### TASK DETAILS
Make an exact copy of all the data.

** start DATA FOR THE TASK **

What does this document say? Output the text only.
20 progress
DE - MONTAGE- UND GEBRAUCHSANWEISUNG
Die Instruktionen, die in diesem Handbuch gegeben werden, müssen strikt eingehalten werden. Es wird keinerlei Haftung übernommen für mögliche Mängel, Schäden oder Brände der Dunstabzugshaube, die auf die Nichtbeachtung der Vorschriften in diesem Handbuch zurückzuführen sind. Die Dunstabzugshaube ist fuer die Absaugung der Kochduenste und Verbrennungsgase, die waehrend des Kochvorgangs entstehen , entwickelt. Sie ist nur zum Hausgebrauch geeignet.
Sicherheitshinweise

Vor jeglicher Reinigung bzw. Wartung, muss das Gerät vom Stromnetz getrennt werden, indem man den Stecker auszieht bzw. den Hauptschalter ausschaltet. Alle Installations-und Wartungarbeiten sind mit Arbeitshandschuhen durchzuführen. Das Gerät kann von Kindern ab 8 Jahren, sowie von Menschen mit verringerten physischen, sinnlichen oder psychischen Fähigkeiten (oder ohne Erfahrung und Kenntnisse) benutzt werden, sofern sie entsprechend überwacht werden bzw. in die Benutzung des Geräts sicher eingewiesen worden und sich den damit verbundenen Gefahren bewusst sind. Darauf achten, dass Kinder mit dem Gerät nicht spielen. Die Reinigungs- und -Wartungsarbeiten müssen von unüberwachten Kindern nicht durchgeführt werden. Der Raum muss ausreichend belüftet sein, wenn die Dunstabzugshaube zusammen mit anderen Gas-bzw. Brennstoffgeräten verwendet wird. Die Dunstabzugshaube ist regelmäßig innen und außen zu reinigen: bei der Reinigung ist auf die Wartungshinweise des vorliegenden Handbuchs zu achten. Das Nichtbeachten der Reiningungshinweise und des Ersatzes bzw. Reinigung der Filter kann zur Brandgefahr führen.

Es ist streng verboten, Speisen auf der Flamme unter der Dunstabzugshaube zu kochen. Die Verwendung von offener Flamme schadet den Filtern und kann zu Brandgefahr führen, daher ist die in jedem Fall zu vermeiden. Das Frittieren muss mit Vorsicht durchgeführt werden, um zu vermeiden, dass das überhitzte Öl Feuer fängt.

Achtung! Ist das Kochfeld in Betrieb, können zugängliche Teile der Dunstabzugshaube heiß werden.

** end DATA FOR THE TASK **

### OUTPUT OF THE TASK
What does this document say? Output the text only.
20 progress
DE - MONTAGE- UND GEBRAUCHSANWEISUNG
Die Instruktionen, die in diesem Handbuch gegeben werden, müssen strikt eingehalten werden. Es wird keinerlei Haftung übernommen für mögliche Mängel, Schäden oder Brände der Dunstabzugshaube, die auf die Nichtbeachtung der Vorschriften in diesem Handbuch zurückzuführen sind. Die Dunstabzugshaube ist fuer die Absaugung der Kochduenste und Verbrennungsgase, die waehrend des Kochvorgangs entstehen , entwickelt. Sie ist nur zum Hausgebrauch geeignet.
Sicherheitshinweise

Vor jeglicher Reinigung bzw. Wartung, muss das Gerät vom Stromnetz getrennt werden, indem man den Stecker auszieht bzw. den Hauptschalter ausschaltet. Alle Installations-und Wartungarbeiten sind mit Arbeitshandschuhen durchzuführen. Das Gerät kann von Kindern ab 8 Jahren, sowie von Menschen mit verringerten physischen, sinnlichen oder psychischen Fähigkeiten (oder ohne Erfahrung und Kenntnisse) benutzt werden, sofern sie entsprechend überwacht werden bzw. in die Benutzung des Geräts sicher eingewiesen worden und sich den damit verbundenen Gefahren bewusst sind. Darauf achten, dass Kinder mit dem Gerät nicht spielen. Die Reinigungs- und -Wartungsarbeiten müssen von unüberwachten Kindern nicht durchgeführt werden. Der Raum muss ausreichend belüftet sein, wenn die Dunstabzugshaube zusammen mit anderen Gas-bzw. Brennstoffgeräten verwendet wird. Die Dunstabzugshaube ist regelmäßig innen und außen zu reinigen: bei der Reinigung ist auf die Wartungshinweise des vorliegenden Handbuchs zu achten. Das Nichtbeachten der Reiningungshinweise und des Ersatzes bzw. Reinigung der Filter kann zur Brandgefahr führen.

Es ist streng verboten, Speisen auf der Flamme unter der Dunstabzugshaube zu kochen. Die Verwendung von offener Flamme schadet den Filtern und kann zu Brandgefahr führen, daher ist die in jedem Fall zu vermeiden. Das Frittieren muss mit Vorsicht durchgeführt werden, um zu vermeiden, dass das überhitzte Öl Feuer fängt.

Achtung! Ist das Kochfeld in Betrieb, können zugängliche Teile der Dunstabzugshaube heiß werden.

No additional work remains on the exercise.